(Extracted data entries)
···

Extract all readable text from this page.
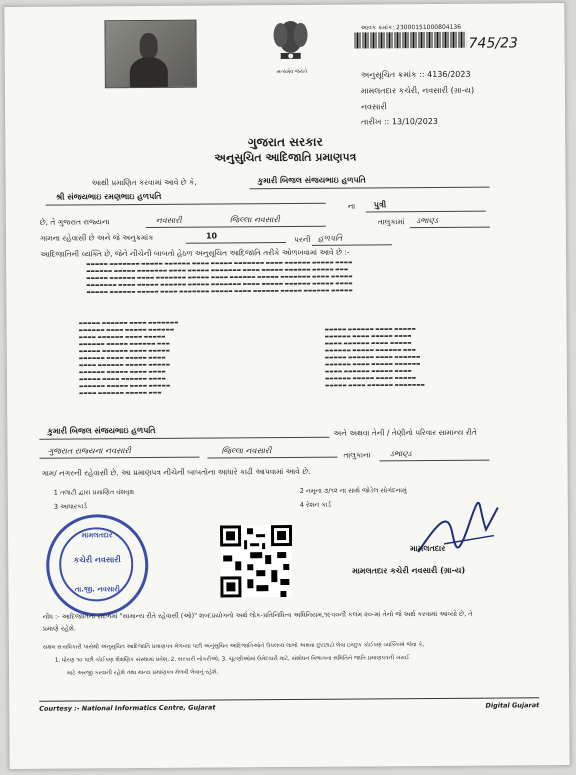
સત્યમેવ જયતે
આવક ક્રમાંક: 23000151000804136
745/23
અનુસૂચિત ક્રમાંક :: 4136/2023
મામલતદાર કચેરી, નવસારી (ગ્રા-ય)
નવસારી
તારીખ :: 13/10/2023
ગુજરાત સરકાર
અનુસુચિત આદિજાતિ પ્રમાણપત્ર
આથી પ્રમાણિત કરવામાં આવે છે કે,	કુમારી બિજલ સંજયભાઇ હળપતિ
શ્રી સંજયભાઇ રમણભાઇ હળપતિ
ના પુત્રી
છે, તે ગુજરાત રાજ્યના	નવસારી	જિલ્લા નવસારી	તાલુકામાં ડભાણ્ડ
ગામના રહેવાસી છે અને જે અનુક્રમાંક	10	પરની હળપતિ
આદિજાતિની વ્યક્તિ છે, જેને નીચેની બાબતો હેઠળ અનુસૂચિત આદિજાતિ તરીકે ઓળખવામાં આવે છે :-
▬▬▬▬▬ ▬▬▬▬▬▬▬ ▬▬▬▬▬ ▬▬▬▬▬▬ ▬▬▬▬ ▬▬▬▬▬ ▬▬▬▬▬▬▬ ▬▬▬▬ ▬▬▬▬▬▬ ▬▬▬▬▬ ▬▬▬▬
▬▬▬▬▬▬ ▬▬▬▬▬ ▬▬▬▬▬▬▬ ▬▬▬▬ ▬▬▬▬▬ ▬▬▬▬▬▬▬ ▬▬▬▬ ▬▬▬▬▬ ▬▬▬▬▬▬ ▬▬▬▬▬ ▬▬▬
▬▬▬▬▬ ▬▬▬▬▬▬ ▬▬▬▬ ▬▬▬▬▬▬▬ ▬▬▬▬▬ ▬▬▬▬ ▬▬▬▬▬▬ ▬▬▬▬▬ ▬▬▬▬▬▬▬ ▬▬▬▬ ▬▬▬▬▬
▬▬▬▬▬▬▬ ▬▬▬▬ ▬▬▬▬▬ ▬▬▬▬▬▬ ▬▬▬▬▬ ▬▬▬▬▬▬▬ ▬▬▬▬ ▬▬▬▬▬ ▬▬▬▬▬▬ ▬▬▬▬▬ ▬▬▬▬
▬▬▬▬▬ ▬▬▬▬▬▬ ▬▬▬▬▬ ▬▬▬▬ ▬▬▬▬▬▬▬ ▬▬▬▬▬ ▬▬▬▬ ▬▬▬▬▬▬ ▬▬▬▬▬ ▬▬▬▬▬▬ ▬▬▬▬▬
▬▬▬▬▬ ▬▬▬▬▬▬ ▬▬▬▬ ▬▬▬▬▬▬▬
▬▬▬▬▬▬ ▬▬▬▬ ▬▬▬▬▬ ▬▬▬▬▬▬
▬▬▬▬ ▬▬▬▬▬▬ ▬▬▬▬ ▬▬▬▬▬
▬▬▬▬▬▬ ▬▬▬▬▬ ▬▬▬▬▬▬ ▬▬▬
▬▬▬▬▬ ▬▬▬▬▬▬ ▬▬▬▬ ▬▬▬▬▬
▬▬▬▬▬▬ ▬▬▬▬ ▬▬▬▬▬ ▬▬▬▬
▬▬▬▬ ▬▬▬▬▬▬ ▬▬▬▬▬ ▬▬▬▬▬
▬▬▬▬▬▬ ▬▬▬▬▬ ▬▬▬▬ ▬▬▬▬
▬▬▬▬▬ ▬▬▬▬ ▬▬▬▬▬▬ ▬▬▬▬
▬▬▬▬▬▬ ▬▬▬▬▬ ▬▬▬▬ ▬▬▬▬▬
▬▬▬▬ ▬▬▬▬▬▬ ▬▬▬▬▬ ▬▬▬
▬▬▬▬▬ ▬▬▬▬▬▬ ▬▬▬▬ ▬▬▬▬▬
▬▬▬▬▬▬ ▬▬▬▬ ▬▬▬▬▬ ▬▬▬▬
▬▬▬▬ ▬▬▬▬▬▬ ▬▬▬▬ ▬▬▬▬▬
▬▬▬▬▬▬ ▬▬▬▬▬ ▬▬▬▬▬▬ ▬▬▬
▬▬▬▬▬ ▬▬▬▬▬▬ ▬▬▬▬ ▬▬▬▬▬▬
▬▬▬▬▬▬ ▬▬▬▬ ▬▬▬▬▬ ▬▬▬▬▬▬
▬▬▬▬ ▬▬▬▬▬▬ ▬▬▬▬▬ ▬▬▬▬
▬▬▬▬▬▬ ▬▬▬▬▬ ▬▬▬▬ ▬▬▬▬▬
▬▬▬▬▬ ▬▬▬▬ ▬▬▬▬▬▬ ▬▬▬▬▬▬▬
કુમારી બિજલ સંજયભાઇ હળપતિ	અને અથવા તેની / તેણીનો પરિવાર સામાન્ય રીતે
ગુજરાત રાજ્યના નવસારી	જિલ્લા નવસારી	તાલુકાના ડભાણ્ડ
ગામ/ નગરની રહેવાસી છે. આ પ્રમાણપત્ર નીચેની બાબતોના આધારે કાઢી આપવામાં આવે છે.
1 તલાટી દ્વારા પ્રમાણિત વંશવૃક્ષ	2 નમૂના ૭/૧૨ ના સાથે જોડેલ સોગંદનામું
3 આધારકાર્ડ	4 રેશન કાર્ડ
મામલતદાર
કચેરી નવસારી
તા.જી. નવસારી
મામલતદાર
મામલતદાર કચેરી નવસારી (ગ્રા-ય)
નોંધ :- આદિજાતિના સંદર્ભમાં "સામાન્ય રીતે રહેવાસી (ઓ)" શબ્દપ્રયોગનો અર્થ લોક-પ્રતિનિધિત્વ અધિનિયમ,૧૯૫૦ની કલમ ૨૦-માં તેનો જે અર્થ કરવામાં આવ્યો છે, તે
પ્રમાણે રહેશે.
સક્ષમ સત્તાધિકારી પાસેથી અનુસુચિત આદિજાતિ પ્રમાણપત્ર મેળવ્યા પછી અનુસુચિત આદિજાતિઓને ઉપલબ્ધ લાભો અથવા છુટછાટો લેવા ઇચ્છુક કોઈપણ વ્યક્તિએ જેવા કે,
1. ધોરણ ૧૦ પછી કોઈપણ શૈક્ષણિક સંસ્થામાં પ્રવેશ, 2. સરકારી નોકરીઓ, 3. ચૂંટણીઓમાં ઉમેદવારી માટે, સંશોધન વિભાગના સમિતિને જાતિ પ્રમાણપત્રની ખરાઈ
માટે અરજી કરવાની રહેશે તથા માન્ય પ્રમાણપત્ર મેળવી લેવાનું રહેશે.
Courtesy :- National Informatics Centre, Gujarat	Digital Gujarat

···

Written task
Retype each line of the listing above word for word. Exclude the pictures.

Solved exercise
Extract all readable text from this page.
સત્યમેવ જયતે
આવક ક્રમાંક: 23000151000804136
745/23
અનુસૂચિત ક્રમાંક :: 4136/2023
મામલતદાર કચેરી, નવસારી (ગ્રા-ય)
નવસારી
તારીખ :: 13/10/2023
ગુજરાત સરકાર
અનુસુચિત આદિજાતિ પ્રમાણપત્ર
આથી પ્રમાણિત કરવામાં આવે છે કે,	કુમારી બિજલ સંજયભાઇ હળપતિ
શ્રી સંજયભાઇ રમણભાઇ હળપતિ
ના પુત્રી
છે, તે ગુજરાત રાજ્યના	નવસારી	જિલ્લા નવસારી	તાલુકામાં ડભાણ્ડ
ગામના રહેવાસી છે અને જે અનુક્રમાંક	10	પરની હળપતિ
આદિજાતિની વ્યક્તિ છે, જેને નીચેની બાબતો હેઠળ અનુસૂચિત આદિજાતિ તરીકે ઓળખવામાં આવે છે :-
▬▬▬▬▬ ▬▬▬▬▬▬▬ ▬▬▬▬▬ ▬▬▬▬▬▬ ▬▬▬▬ ▬▬▬▬▬ ▬▬▬▬▬▬▬ ▬▬▬▬ ▬▬▬▬▬▬ ▬▬▬▬▬ ▬▬▬▬
▬▬▬▬▬▬ ▬▬▬▬▬ ▬▬▬▬▬▬▬ ▬▬▬▬ ▬▬▬▬▬ ▬▬▬▬▬▬▬ ▬▬▬▬ ▬▬▬▬▬ ▬▬▬▬▬▬ ▬▬▬▬▬ ▬▬▬
▬▬▬▬▬ ▬▬▬▬▬▬ ▬▬▬▬ ▬▬▬▬▬▬▬ ▬▬▬▬▬ ▬▬▬▬ ▬▬▬▬▬▬ ▬▬▬▬▬ ▬▬▬▬▬▬▬ ▬▬▬▬ ▬▬▬▬▬
▬▬▬▬▬▬▬ ▬▬▬▬ ▬▬▬▬▬ ▬▬▬▬▬▬ ▬▬▬▬▬ ▬▬▬▬▬▬▬ ▬▬▬▬ ▬▬▬▬▬ ▬▬▬▬▬▬ ▬▬▬▬▬ ▬▬▬▬
▬▬▬▬▬ ▬▬▬▬▬▬ ▬▬▬▬▬ ▬▬▬▬ ▬▬▬▬▬▬▬ ▬▬▬▬▬ ▬▬▬▬ ▬▬▬▬▬▬ ▬▬▬▬▬ ▬▬▬▬▬▬ ▬▬▬▬▬
▬▬▬▬▬ ▬▬▬▬▬▬ ▬▬▬▬ ▬▬▬▬▬▬▬
▬▬▬▬▬▬ ▬▬▬▬ ▬▬▬▬▬ ▬▬▬▬▬▬
▬▬▬▬ ▬▬▬▬▬▬ ▬▬▬▬ ▬▬▬▬▬
▬▬▬▬▬▬ ▬▬▬▬▬ ▬▬▬▬▬▬ ▬▬▬
▬▬▬▬▬ ▬▬▬▬▬▬ ▬▬▬▬ ▬▬▬▬▬
▬▬▬▬▬▬ ▬▬▬▬ ▬▬▬▬▬ ▬▬▬▬
▬▬▬▬ ▬▬▬▬▬▬ ▬▬▬▬▬ ▬▬▬▬▬
▬▬▬▬▬▬ ▬▬▬▬▬ ▬▬▬▬ ▬▬▬▬
▬▬▬▬▬ ▬▬▬▬ ▬▬▬▬▬▬ ▬▬▬▬
▬▬▬▬▬▬ ▬▬▬▬▬ ▬▬▬▬ ▬▬▬▬▬
▬▬▬▬ ▬▬▬▬▬▬ ▬▬▬▬▬ ▬▬▬
▬▬▬▬▬ ▬▬▬▬▬▬ ▬▬▬▬ ▬▬▬▬▬
▬▬▬▬▬▬ ▬▬▬▬ ▬▬▬▬▬ ▬▬▬▬
▬▬▬▬ ▬▬▬▬▬▬ ▬▬▬▬ ▬▬▬▬▬
▬▬▬▬▬▬ ▬▬▬▬▬ ▬▬▬▬▬▬ ▬▬▬
▬▬▬▬▬ ▬▬▬▬▬▬ ▬▬▬▬ ▬▬▬▬▬▬
▬▬▬▬▬▬ ▬▬▬▬ ▬▬▬▬▬ ▬▬▬▬▬▬
▬▬▬▬ ▬▬▬▬▬▬ ▬▬▬▬▬ ▬▬▬▬
▬▬▬▬▬▬ ▬▬▬▬▬ ▬▬▬▬ ▬▬▬▬▬
▬▬▬▬▬ ▬▬▬▬ ▬▬▬▬▬▬ ▬▬▬▬▬▬▬
કુમારી બિજલ સંજયભાઇ હળપતિ	અને અથવા તેની / તેણીનો પરિવાર સામાન્ય રીતે
ગુજરાત રાજ્યના નવસારી	જિલ્લા નવસારી	તાલુકાના ડભાણ્ડ
ગામ/ નગરની રહેવાસી છે. આ પ્રમાણપત્ર નીચેની બાબતોના આધારે કાઢી આપવામાં આવે છે.
1 તલાટી દ્વારા પ્રમાણિત વંશવૃક્ષ	2 નમૂના ૭/૧૨ ના સાથે જોડેલ સોગંદનામું
3 આધારકાર્ડ	4 રેશન કાર્ડ
મામલતદાર
કચેરી નવસારી
તા.જી. નવસારી
મામલતદાર
મામલતદાર કચેરી નવસારી (ગ્રા-ય)
નોંધ :- આદિજાતિના સંદર્ભમાં "સામાન્ય રીતે રહેવાસી (ઓ)" શબ્દપ્રયોગનો અર્થ લોક-પ્રતિનિધિત્વ અધિનિયમ,૧૯૫૦ની કલમ ૨૦-માં તેનો જે અર્થ કરવામાં આવ્યો છે, તે
પ્રમાણે રહેશે.
સક્ષમ સત્તાધિકારી પાસેથી અનુસુચિત આદિજાતિ પ્રમાણપત્ર મેળવ્યા પછી અનુસુચિત આદિજાતિઓને ઉપલબ્ધ લાભો અથવા છુટછાટો લેવા ઇચ્છુક કોઈપણ વ્યક્તિએ જેવા કે,
1. ધોરણ ૧૦ પછી કોઈપણ શૈક્ષણિક સંસ્થામાં પ્રવેશ, 2. સરકારી નોકરીઓ, 3. ચૂંટણીઓમાં ઉમેદવારી માટે, સંશોધન વિભાગના સમિતિને જાતિ પ્રમાણપત્રની ખરાઈ
માટે અરજી કરવાની રહેશે તથા માન્ય પ્રમાણપત્ર મેળવી લેવાનું રહેશે.
Courtesy :- National Informatics Centre, Gujarat	Digital Gujarat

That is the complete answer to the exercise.